Instructions to follow:
Return the listing below verbatim. Pictures do not belong in the copy.

Provided data:
################
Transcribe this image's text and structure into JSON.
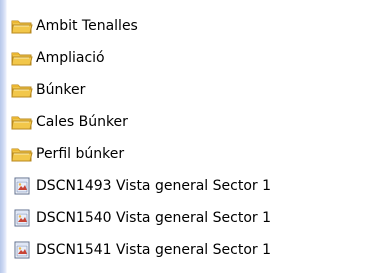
{
  "file_list": {
    "items": [
      {
        "label": "Ambit Tenalles",
        "type": "folder",
        "icon": "folder-icon"
      },
      {
        "label": "Ampliació",
        "type": "folder",
        "icon": "folder-icon"
      },
      {
        "label": "Búnker",
        "type": "folder",
        "icon": "folder-icon"
      },
      {
        "label": "Cales Búnker",
        "type": "folder",
        "icon": "folder-icon"
      },
      {
        "label": "Perfil búnker",
        "type": "folder",
        "icon": "folder-icon"
      },
      {
        "label": "DSCN1493 Vista general Sector 1",
        "type": "image",
        "icon": "image-file-icon"
      },
      {
        "label": "DSCN1540 Vista general Sector 1",
        "type": "image",
        "icon": "image-file-icon"
      },
      {
        "label": "DSCN1541 Vista general Sector 1",
        "type": "image",
        "icon": "image-file-icon"
      }
    ]
  },
  "colors": {
    "folder_body": "#f2c74a",
    "folder_tab": "#e9b531",
    "folder_outline": "#b98a1f",
    "image_file_border": "#5f6f8f",
    "image_file_accent": "#c63a2a"
  }
}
################
Problem solution:
Transcribe this image's text and structure into JSON.
{
  "file_list": {
    "items": [
      {
        "label": "Ambit Tenalles",
        "type": "folder",
        "icon": "folder-icon"
      },
      {
        "label": "Ampliació",
        "type": "folder",
        "icon": "folder-icon"
      },
      {
        "label": "Búnker",
        "type": "folder",
        "icon": "folder-icon"
      },
      {
        "label": "Cales Búnker",
        "type": "folder",
        "icon": "folder-icon"
      },
      {
        "label": "Perfil búnker",
        "type": "folder",
        "icon": "folder-icon"
      },
      {
        "label": "DSCN1493 Vista general Sector 1",
        "type": "image",
        "icon": "image-file-icon"
      },
      {
        "label": "DSCN1540 Vista general Sector 1",
        "type": "image",
        "icon": "image-file-icon"
      },
      {
        "label": "DSCN1541 Vista general Sector 1",
        "type": "image",
        "icon": "image-file-icon"
      }
    ]
  },
  "colors": {
    "folder_body": "#f2c74a",
    "folder_tab": "#e9b531",
    "folder_outline": "#b98a1f",
    "image_file_border": "#5f6f8f",
    "image_file_accent": "#c63a2a"
  }
}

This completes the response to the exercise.